◆ Work to do ◆
Please continue the forum thread about the long-legged Bedlington terrier puppy, picking up after the last line shown.
++++ Selected passage
# Bedlington's - The LONG LEGGED terrier...



## My-Terriers (Jul 18, 2009)

... Now I see exactly why they're the described as that. Look at Oscar now (17 wks), supermodel legs or what?!


----------



## FREE SPIRIT (Jul 8, 2009)

Ahh bless....such a cutie.


----------



## JSR (Jan 2, 2009)

Now I went and looked and I've got MAJOR bedlington puppy broodiness going on!!!!!!!!! He's gorgeous...if you get bored of him wrap him up and send him special delivery to Wales please please please!!!


----------



## colliemerles (Nov 2, 2007)

wow how cute, what a sweet little face,x


----------



## Nicky09 (Feb 26, 2009)

Those are long legs and very cute puppy too.


----------



## lozza84 (Jul 19, 2008)

17 weeks old !!! wow he is a stunner :001_wub:


----------



## Fleur (Jul 19, 2008)

He is gorgeous - definately a super model with legs like that


----------



## justincjoe (Aug 30, 2009)

WOW i love this dog as a child who wasn't allowed a dog, this was the dog i always imaged i would get when i grew up i LOVE terriers especially with the little beards hehe class dog


----------



## jbiddle8 (Sep 5, 2009)
++++++++
++++ Excerpted records
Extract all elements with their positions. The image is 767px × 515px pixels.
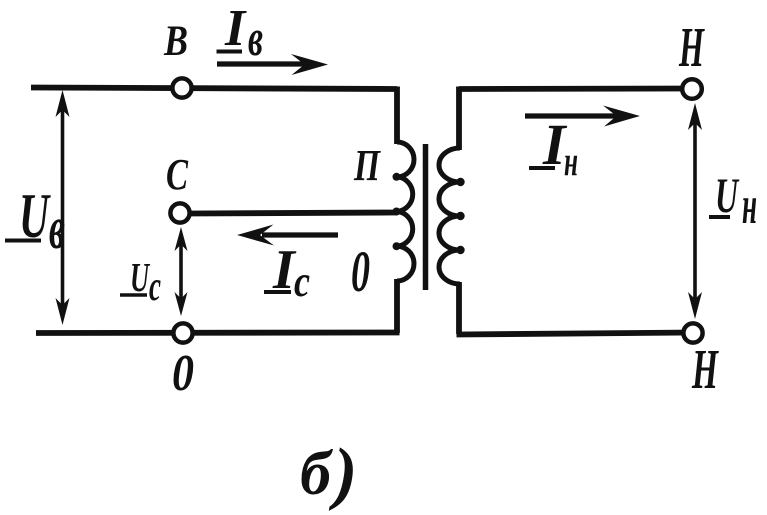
current arrow I_H	[525, 106, 640, 127]
wire top-left horizontal (B line)	[31, 88, 397, 90]
wire top-right horizontal (to H)	[459, 86, 692, 92]
svg-text:С: С	[166, 150, 188, 199]
svg-text:П: П	[353, 141, 381, 190]
label U_B with underline and subscript	[5, 180, 65, 261]
transformer core	[423, 144, 429, 290]
svg-text:U: U	[715, 167, 740, 223]
svg-text:Н: Н	[691, 339, 718, 401]
wire bottom-right horizontal (to H)	[457, 333, 694, 335]
svg-text:В: В	[163, 18, 188, 65]
node O (terminal circle)	[173, 323, 192, 342]
winding П (primary, top half: two bumps)	[397, 142, 414, 212]
winding cusp blobs	[393, 173, 465, 254]
wire left vertical from primary winding bottom	[394, 279, 400, 333]
svg-text:с: с	[294, 257, 310, 306]
svg-text:н: н	[742, 175, 757, 235]
wire left vertical from B line to primary winding top	[394, 87, 400, 145]
current arrow I_B	[217, 54, 328, 75]
wire right vertical from top wire to secondary winding	[456, 87, 462, 151]
label U_C with underline and subscript	[120, 254, 161, 310]
svg-text:0: 0	[351, 239, 370, 304]
wire C tap horizontal	[190, 213, 397, 214]
label I_B with underline and subscript	[217, 0, 264, 67]
winding О (primary, bottom half: two bumps)	[397, 212, 414, 282]
svg-text:0: 0	[172, 345, 194, 402]
svg-text:б: б	[300, 440, 333, 508]
voltage arrow U_C (double-headed vertical)	[175, 227, 188, 316]
svg-text:U: U	[130, 254, 151, 300]
voltage arrow U_B (double-headed vertical)	[56, 90, 70, 325]
svg-text:в: в	[248, 10, 263, 67]
node H bottom (terminal circle)	[683, 323, 702, 342]
current arrow I_C (points left)	[237, 225, 338, 246]
label I_H with underline and subscript	[529, 112, 578, 185]
label U_H with underline and subscript	[709, 167, 757, 235]
label I_C with underline and subscript	[264, 239, 310, 306]
node C (terminal circle)	[170, 203, 189, 222]
svg-text:I: I	[224, 0, 247, 57]
wire right vertical from secondary winding to bottom wire	[456, 282, 462, 334]
svg-text:в: в	[49, 195, 65, 261]
voltage arrow U_H (double-headed vertical)	[688, 103, 702, 319]
secondary winding (four bumps facing left)	[439, 148, 460, 284]
svg-text:Н: Н	[678, 17, 704, 79]
wire bottom-left horizontal (O line)	[36, 330, 400, 336]
node B (terminal circle)	[172, 78, 191, 97]
svg-text:с: с	[149, 264, 161, 310]
svg-text:н: н	[564, 139, 578, 185]
node H top (terminal circle)	[682, 79, 702, 99]
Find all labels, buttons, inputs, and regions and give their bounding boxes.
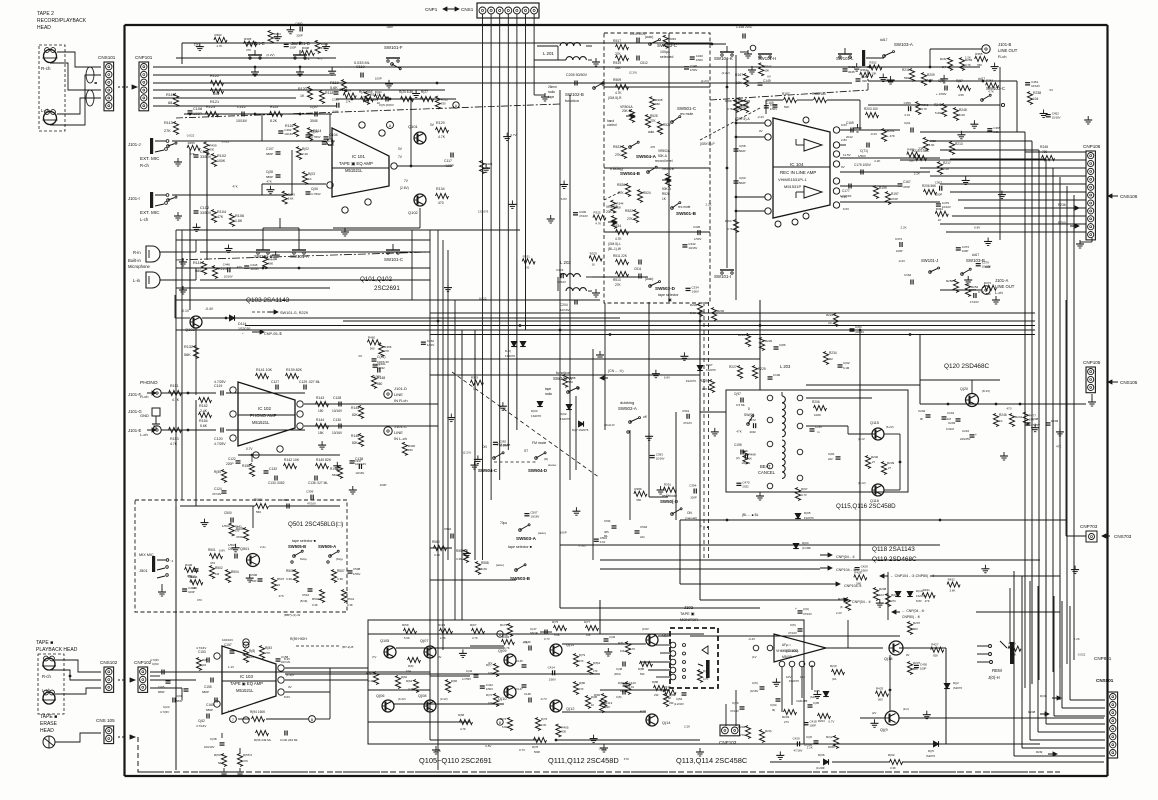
resistor R503 560 — [254, 498, 269, 514]
svg-text:R527: R527 — [663, 123, 671, 127]
svg-text:C508: C508 — [353, 567, 361, 571]
diode D114 1S2076 — [230, 315, 251, 331]
diode D115 bottom — [926, 741, 939, 758]
resistor R355 — [975, 52, 988, 67]
resistor R314 — [343, 89, 356, 104]
resistor R436 — [185, 563, 198, 578]
svg-text:SW102-B: SW102-B — [565, 92, 584, 97]
svg-text:1/50V: 1/50V — [770, 107, 777, 111]
svg-text:R225: R225 — [758, 367, 766, 371]
svg-text:←: ← — [800, 566, 804, 571]
svg-text:CNP101: CNP101 — [135, 55, 153, 60]
diode D101 1S2076 pair — [505, 342, 526, 359]
svg-text:2.2K: 2.2K — [901, 226, 907, 230]
node circled B3 — [497, 719, 503, 725]
wire x888 down — [887, 572, 889, 620]
switch SW103-C — [981, 86, 1005, 101]
svg-text:5.6K: 5.6K — [502, 725, 508, 729]
svg-text:R239: R239 — [887, 461, 895, 465]
svg-text:D((? 1S2076: D((? 1S2076 — [572, 428, 589, 432]
svg-text:R(80: R(80 — [579, 681, 586, 685]
svg-text:R(83: R(83 — [265, 646, 272, 650]
dash-dot path left — [176, 104, 560, 118]
cap C194 01 — [770, 699, 781, 712]
resistor R238 104 — [1027, 91, 1041, 105]
label value — [974, 226, 980, 230]
svg-text:R509: R509 — [1009, 642, 1017, 646]
label value — [519, 748, 525, 752]
svg-text:10/16V: 10/16V — [557, 280, 566, 284]
wire sw102a drop — [575, 396, 577, 470]
svg-text:27K: 27K — [246, 48, 251, 52]
svg-text:R308: R308 — [302, 46, 310, 50]
svg-text:C500: C500 — [224, 511, 232, 515]
resistor R240 27 — [865, 455, 878, 469]
wires IC104 outputs right — [840, 145, 940, 202]
svg-text:47K: 47K — [523, 640, 528, 644]
svg-text:4.7/25V: 4.7/25V — [214, 380, 226, 384]
resistor R427 — [931, 643, 944, 658]
svg-text:R513: R513 — [613, 278, 621, 282]
wires SW101AB verticals — [263, 218, 299, 244]
svg-text:tape: tape — [545, 387, 551, 391]
svg-text:C177: C177 — [842, 189, 850, 193]
svg-text:3.3K: 3.3K — [337, 577, 343, 581]
svg-text:HEAD: HEAD — [40, 728, 54, 734]
resistor R230 5.6K — [711, 308, 724, 321]
svg-text:C112: C112 — [237, 105, 246, 109]
switch SW503-A — [500, 521, 546, 541]
svg-text:R(94 160K: R(94 160K — [250, 710, 266, 714]
svg-text:SW505-B: SW505-B — [288, 544, 306, 549]
resistor R388 — [563, 374, 576, 387]
svg-text:R234: R234 — [829, 351, 837, 355]
resistor R468 — [743, 451, 756, 464]
wire IC105 out right — [826, 647, 872, 649]
svg-text:Q111,Q112 2SC458D: Q111,Q112 2SC458D — [548, 756, 619, 765]
resistor R188 4.7K — [725, 99, 739, 113]
resistor R202b 270 — [738, 725, 751, 739]
svg-text:TAPE ■: TAPE ■ — [36, 640, 53, 646]
resistor R189 330 — [663, 693, 675, 707]
cap C162b 4.7/16V — [196, 714, 209, 729]
resistor R121 1504 — [359, 90, 374, 102]
transistor Q101 — [408, 123, 435, 144]
transistor Q118 — [884, 641, 910, 661]
svg-text:(CN ← ⑤): (CN ← ⑤) — [608, 369, 623, 373]
svg-text:0V: 0V — [438, 655, 442, 659]
label value — [1078, 653, 1086, 657]
wire y497 stub — [649, 496, 668, 498]
resistor R246 1K — [993, 413, 1006, 427]
cap C110 0.033ML — [354, 61, 370, 78]
label TAPE 1 ERASE HEAD — [40, 714, 58, 734]
svg-text:4.7/(6V: 4.7/(6V — [160, 710, 169, 714]
svg-text:C(86: C(86 — [779, 343, 786, 347]
microphone R-in — [133, 246, 160, 262]
resistor R160 3.3K — [366, 671, 379, 685]
wires right col to CNS801 — [1009, 588, 1011, 644]
capacitor C420 — [793, 736, 803, 752]
resistor R534 4.7K — [613, 224, 629, 241]
svg-text:R113: R113 — [164, 121, 173, 125]
transistor Q115 — [858, 421, 894, 441]
svg-text:R391: R391 — [664, 483, 672, 487]
svg-text:3.3K: 3.3K — [541, 723, 547, 727]
svg-text:470P: 470P — [891, 197, 898, 201]
switch SW104 — [744, 407, 754, 425]
wire y690 bottom mid — [600, 689, 670, 691]
svg-text:2.2K: 2.2K — [684, 725, 690, 729]
svg-text:680P: 680P — [176, 699, 183, 703]
svg-text:2.2K: 2.2K — [914, 172, 920, 176]
op-amp IC102 PHONO AMP — [238, 382, 295, 446]
svg-text:C506: C506 — [250, 573, 258, 577]
svg-text:47/16V: 47/16V — [970, 300, 979, 304]
ground — [412, 90, 420, 98]
connector CNS801 — [1108, 692, 1118, 758]
resistor R374 — [983, 281, 996, 296]
svg-text:4.7/16V: 4.7/16V — [196, 724, 206, 728]
wires CNP102 out — [150, 672, 430, 700]
label value — [789, 679, 800, 683]
svg-text:1S2076: 1S2076 — [531, 414, 541, 418]
svg-text:4.7K: 4.7K — [438, 135, 446, 139]
resistor R111 680 — [193, 261, 207, 275]
svg-text:(8.1V): (8.1V) — [982, 389, 990, 393]
capacitor C356 — [904, 101, 912, 117]
svg-text:562P: 562P — [739, 149, 746, 153]
ground — [474, 455, 482, 463]
svg-text:CNP103: CNP103 — [719, 740, 737, 745]
capacitor C451 — [1025, 80, 1040, 88]
svg-text:Q(07: Q(07 — [420, 639, 428, 643]
resistor R129 4.7K — [436, 121, 449, 139]
svg-text:D-0(: D-0( — [505, 349, 511, 353]
svg-text:R156: R156 — [242, 464, 250, 468]
capacitor C377 — [969, 288, 979, 304]
svg-text:R129: R129 — [436, 121, 445, 125]
svg-text:HEAD: HEAD — [37, 25, 51, 31]
label value — [187, 134, 195, 138]
wire mixing bus y168 — [604, 167, 710, 169]
ground bottom 3 — [696, 748, 704, 756]
resistor R173 5.6K — [500, 623, 513, 637]
svg-text:ERASE: ERASE — [40, 721, 58, 727]
svg-text:0h: 0h — [920, 417, 924, 421]
variable resistor VR501A 20K-B — [620, 105, 635, 123]
arrow CNP104-6 CNP801-6 — [892, 609, 924, 619]
svg-text:R509: R509 — [613, 78, 621, 82]
wires into CNP106 — [900, 160, 1083, 232]
svg-text:3.3K: 3.3K — [347, 603, 353, 607]
resistor R207 560 — [956, 79, 971, 97]
resistor R119 5.6K — [330, 80, 347, 93]
svg-text:SW101-H: SW101-H — [758, 56, 776, 61]
svg-text:1/50V: 1/50V — [692, 289, 699, 293]
resistor R176 cl — [535, 717, 547, 731]
resistor R117 4.7K — [364, 92, 378, 105]
svg-text:1/50V: 1/50V — [858, 154, 866, 158]
cap C201 cluster — [942, 411, 955, 421]
svg-text:R508: R508 — [286, 569, 294, 573]
svg-text:L-ch: L-ch — [42, 688, 51, 693]
resistor R125 8.2K — [270, 105, 283, 123]
svg-text:tape: tape — [548, 95, 554, 99]
resistor R171 10K — [486, 663, 499, 677]
label 0.2V — [870, 132, 877, 136]
resistor R155 27K — [214, 470, 227, 483]
wire y560 center right — [600, 559, 1040, 561]
label value — [629, 71, 637, 75]
svg-text:R224: R224 — [826, 313, 834, 317]
cap C102 33/50V — [194, 206, 212, 215]
label value — [237, 265, 242, 269]
wires CNP1 drop lower — [483, 300, 509, 560]
transistor Q111 — [544, 637, 574, 656]
svg-text:47/16V: 47/16V — [794, 748, 803, 752]
switch SW101-E — [246, 41, 265, 76]
resistor R222 cluster — [738, 333, 773, 351]
jack J101-A LINE OUT L-ch — [982, 278, 1015, 295]
svg-text:560: 560 — [986, 292, 991, 296]
svg-text:0V: 0V — [359, 354, 363, 358]
resistor R428 — [854, 570, 867, 585]
cap C177 100P — [840, 184, 852, 199]
capacitor C463 — [373, 363, 381, 379]
svg-text:C510 2012: C510 2012 — [630, 32, 646, 36]
wire right col down — [999, 67, 1001, 240]
wire mix top to SW101K — [666, 43, 726, 46]
svg-text:SW101-J: SW101-J — [921, 258, 938, 263]
label value — [222, 140, 230, 144]
cap C145 cluster2 — [516, 659, 527, 691]
svg-text:SW504-A: SW504-A — [636, 154, 657, 159]
svg-text:100P: 100P — [810, 724, 817, 728]
svg-text:R(7): R(7) — [486, 663, 492, 667]
label hand control — [607, 119, 617, 127]
wires bus top bends — [920, 132, 1053, 168]
dashed diag switch link — [452, 372, 600, 478]
svg-text:10K: 10K — [1029, 418, 1034, 422]
diode D103 — [531, 402, 589, 433]
svg-text:C107: C107 — [266, 147, 274, 151]
arrow CNS103 out — [118, 735, 135, 739]
label TAPE 2 RECORD/PLAYBACK HEAD — [37, 11, 87, 31]
label value — [650, 145, 655, 149]
label value — [828, 720, 834, 724]
transistor Q102 — [408, 194, 426, 215]
svg-text:R524: R524 — [643, 191, 651, 195]
capacitor C323 — [556, 268, 566, 284]
capacitor C399 — [306, 490, 316, 506]
cap C502b — [282, 498, 290, 509]
svg-text:control: control — [607, 123, 617, 127]
ground — [503, 133, 511, 141]
svg-text:R2(0: R2(0 — [830, 664, 837, 668]
svg-text:R26(: R26( — [1036, 750, 1043, 754]
cap C195b — [808, 701, 820, 707]
cap C165 680P — [158, 681, 171, 694]
svg-text:47/16V: 47/16V — [579, 214, 588, 218]
svg-text:C397: C397 — [354, 459, 362, 463]
svg-text:(0.20Φ: (0.20Φ — [802, 546, 811, 550]
svg-text:J101-C: J101-C — [394, 424, 407, 429]
resistor R203 row — [864, 107, 879, 118]
inductor L201 — [543, 43, 600, 66]
svg-text:47/16V: 47/16V — [803, 612, 812, 616]
wire left edge inner — [181, 230, 183, 500]
resistor R339 — [663, 35, 676, 48]
svg-text:-0.4V: -0.4V — [205, 307, 214, 311]
label value — [219, 549, 225, 553]
svg-text:Q101: Q101 — [408, 124, 419, 129]
ground — [272, 251, 280, 259]
svg-text:Φ(: Φ( — [772, 708, 775, 712]
cap C119 4.7/25V — [214, 380, 226, 396]
svg-text:0.7V: 0.7V — [510, 133, 516, 137]
svg-text:SW101-C: SW101-C — [384, 257, 403, 262]
svg-text:1K: 1K — [592, 262, 596, 266]
svg-text:47K: 47K — [1056, 445, 1061, 449]
resistor R502 1M — [209, 566, 222, 579]
svg-text:R118: R118 — [325, 91, 333, 95]
resistor R183 27K — [259, 646, 272, 659]
label Q101 Q102 2SC2691 — [360, 276, 400, 292]
schematic border frame — [125, 25, 1108, 776]
ground — [923, 711, 931, 719]
transistor Q119 — [872, 707, 909, 732]
cap C167 470P — [898, 180, 911, 189]
svg-text:C472: C472 — [749, 418, 757, 422]
cap C148 2047 — [736, 25, 753, 39]
svg-text:10/16V: 10/16V — [1052, 116, 1061, 120]
svg-text:-0.2V: -0.2V — [870, 132, 877, 136]
ground CNP1 pin7 — [534, 93, 549, 101]
svg-text:C201: C201 — [947, 411, 955, 415]
dashed label SW101-G R229 — [252, 310, 308, 315]
svg-text:R154: R154 — [199, 419, 208, 423]
svg-text:3.3K: 3.3K — [312, 603, 318, 607]
svg-text:222: 222 — [640, 535, 645, 539]
svg-text:AFμ □: AFμ □ — [782, 643, 791, 647]
svg-text:R354: R354 — [986, 78, 994, 82]
label value — [624, 757, 629, 761]
svg-text:R504: R504 — [231, 570, 239, 574]
label R260 arrow — [1058, 221, 1079, 228]
resistor R447 — [263, 256, 276, 269]
svg-text:47/16V: 47/16V — [683, 421, 692, 425]
wire y300 long — [176, 299, 600, 301]
label PHONO — [140, 380, 158, 386]
cap C197 0.5ML — [734, 392, 746, 407]
resistor R115 68 — [166, 93, 179, 107]
wire y385 right — [806, 384, 920, 386]
svg-text:100P: 100P — [690, 496, 697, 500]
svg-text:Q105: Q105 — [380, 639, 389, 643]
svg-text:R507: R507 — [277, 577, 285, 581]
wire top row y58 — [176, 57, 336, 59]
svg-text:(D): (D) — [544, 457, 548, 461]
label tape selector sw505 — [288, 539, 336, 549]
svg-text:R455: R455 — [188, 141, 196, 145]
arrow CNS102-CNP102 — [118, 678, 135, 682]
svg-text:R132: R132 — [184, 345, 193, 349]
svg-text:4.7K: 4.7K — [727, 107, 733, 111]
svg-text:IC 104: IC 104 — [790, 162, 804, 167]
label value — [736, 430, 741, 434]
svg-text:CNS106: CNS106 — [1120, 194, 1138, 199]
svg-text:560: 560 — [904, 76, 909, 80]
resistor R477 — [1023, 412, 1036, 425]
svg-text:dubbing: dubbing — [620, 400, 634, 405]
svg-text:220P: 220P — [226, 462, 233, 466]
bus wire x443 vertical — [442, 240, 444, 650]
svg-text:560: 560 — [256, 510, 261, 514]
svg-text:82K: 82K — [702, 387, 707, 391]
svg-text:D(07: D(07 — [706, 363, 713, 367]
op-amp IC101 TAPE EQ AMP — [332, 128, 389, 197]
svg-text:R(53.6: R(53.6 — [214, 753, 223, 757]
cap C104 100P — [324, 133, 338, 139]
svg-text:R403: R403 — [502, 635, 510, 639]
bus wires CNP1 vertical drop — [483, 25, 535, 330]
ground — [604, 648, 612, 656]
switch SW501-D rec mode — [660, 494, 697, 520]
svg-text:(BL-1)-W: (BL-1)-W — [608, 247, 621, 251]
svg-text:33K: 33K — [615, 66, 622, 70]
wire IC103 bottom loop — [222, 668, 330, 754]
resistor R495 — [282, 191, 295, 204]
svg-text:0.033 ML: 0.033 ML — [354, 61, 370, 65]
svg-text:REC IN LINE AMP: REC IN LINE AMP — [780, 170, 816, 175]
svg-text:C50(: C50( — [604, 519, 611, 523]
resistor R433 — [876, 687, 889, 702]
svg-text:R220: R220 — [765, 339, 773, 343]
cap C508 1/50V — [348, 567, 361, 576]
svg-text:100K: 100K — [217, 159, 226, 163]
label VHR-085 — [796, 699, 808, 703]
cap C184 100/16V — [850, 325, 865, 334]
svg-text:470: 470 — [650, 145, 655, 149]
wire amp rail y704 — [394, 703, 504, 705]
resistor R143 150 — [316, 396, 329, 413]
label value — [435, 749, 441, 753]
cap C511 2032 — [634, 260, 642, 272]
tape2 head dashed box — [39, 45, 65, 131]
svg-text:C(06: C(06 — [311, 187, 318, 191]
svg-text:8.6V: 8.6V — [284, 695, 290, 699]
label R26 arrow — [1036, 750, 1057, 756]
svg-text:1M: 1M — [215, 572, 220, 576]
svg-text:27K: 27K — [627, 217, 634, 221]
wire y268 row — [176, 267, 430, 270]
mixing section dashed box — [604, 33, 710, 303]
svg-text:C(61: C(61 — [904, 121, 911, 125]
wire y280 row — [200, 279, 430, 281]
svg-text:100P: 100P — [962, 249, 969, 253]
label value — [359, 354, 363, 358]
svg-text:R146: R146 — [351, 434, 359, 438]
ground — [1040, 110, 1048, 118]
svg-text:(2.2V): (2.2V) — [629, 71, 637, 75]
resistor R441 — [229, 523, 242, 536]
wires phono feeds — [161, 392, 305, 432]
svg-text:Q115,Q116 2SC458D: Q115,Q116 2SC458D — [836, 503, 896, 510]
svg-text:10k: 10k — [800, 675, 805, 679]
svg-text:PLAYBACK HEAD: PLAYBACK HEAD — [36, 647, 78, 653]
svg-text:C128: C128 — [333, 396, 341, 400]
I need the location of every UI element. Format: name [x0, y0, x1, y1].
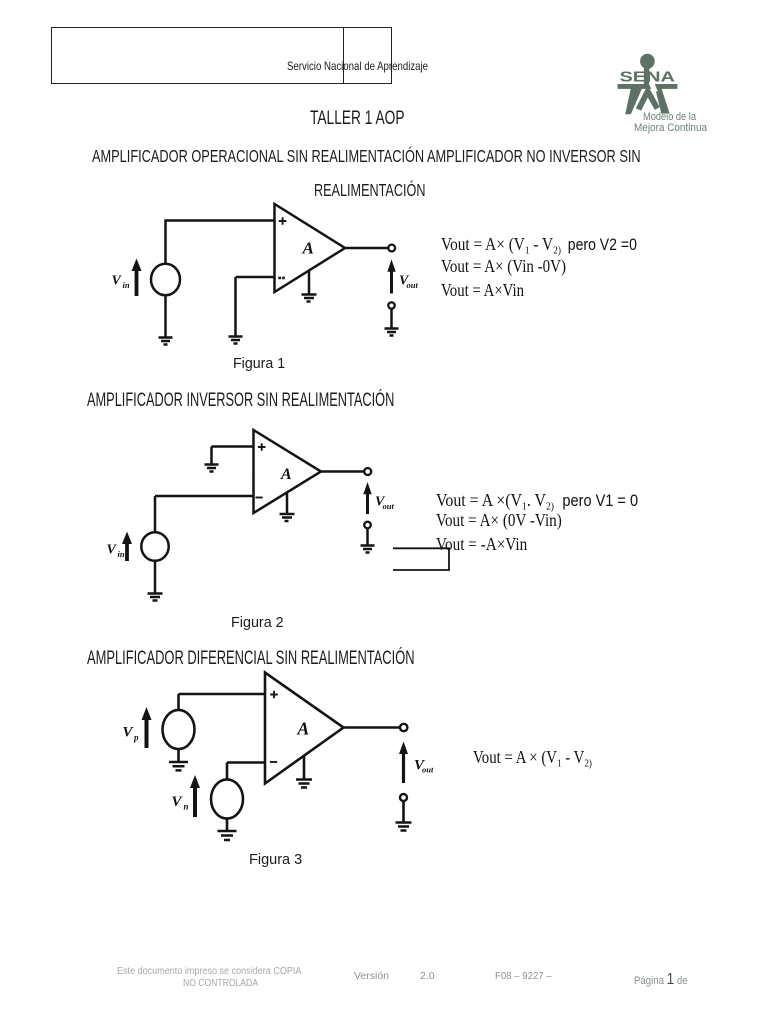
++++++++
◆ Expected answer ◆
My-Terriers said:


> ... Now I see exactly why they're the described as that. Look at Oscar now (17 wks), supermodel legs or what?!


I bet he can run faster than the wind!


----------



## srhdufe (Feb 11, 2009)

awwww he looks like Oscar did when he was a pup :001_wub:


----------



## My-Terriers (Jul 18, 2009)

He can run very fast, he builds up speed and _then_ remembers he doesnt know how to slow down, he just goes rolling into a ball!
He's the nicest puppy I've ever met, everything about him is lovely! I feel very priviledged to owm him!


----------



## sarahberra (Jun 26, 2009)

Wow I have never seen a long legged terrier. Cool.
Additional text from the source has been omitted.